- **Stated task**: Reproduce the data below in full and exclude every picture.

Data entries
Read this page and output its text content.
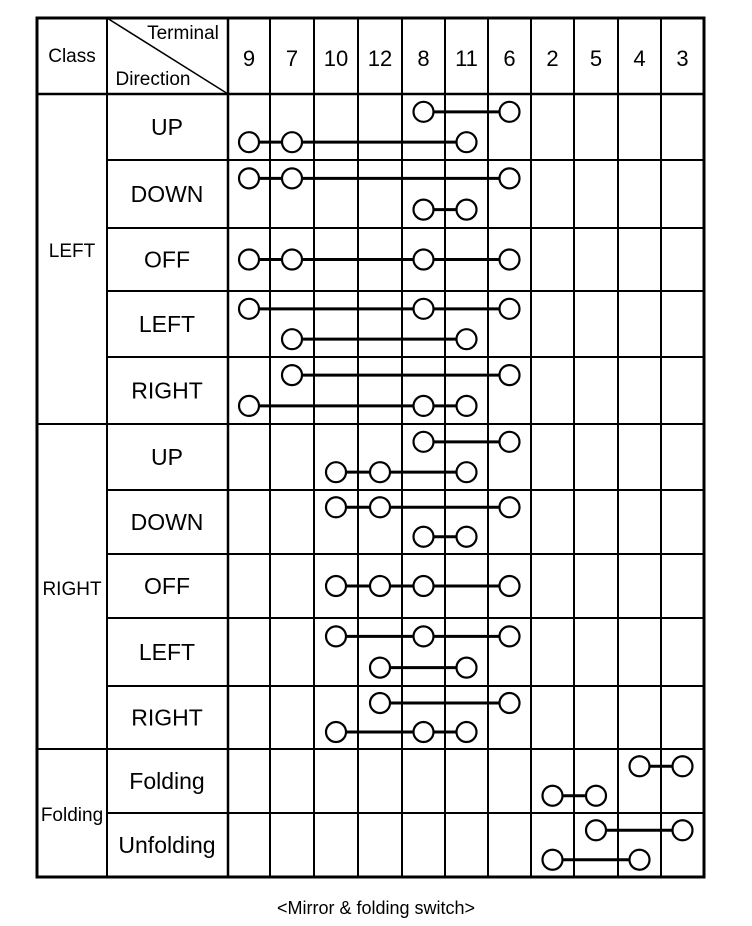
Class
Terminal
Direction
9 7 10 12 8 11 6 2 5 4 3
LEFT
RIGHT
Folding
UP
DOWN
OFF
LEFT
RIGHT
UP
DOWN
OFF
LEFT
RIGHT
Folding
Unfolding
<Mirror & folding switch>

- **Correct answer**:
Read this page and output its text content.
Class
Terminal
Direction
9 7 10 12 8 11 6 2 5 4 3
LEFT
RIGHT
Folding
UP
DOWN
OFF
LEFT
RIGHT
UP
DOWN
OFF
LEFT
RIGHT
Folding
Unfolding
<Mirror & folding switch>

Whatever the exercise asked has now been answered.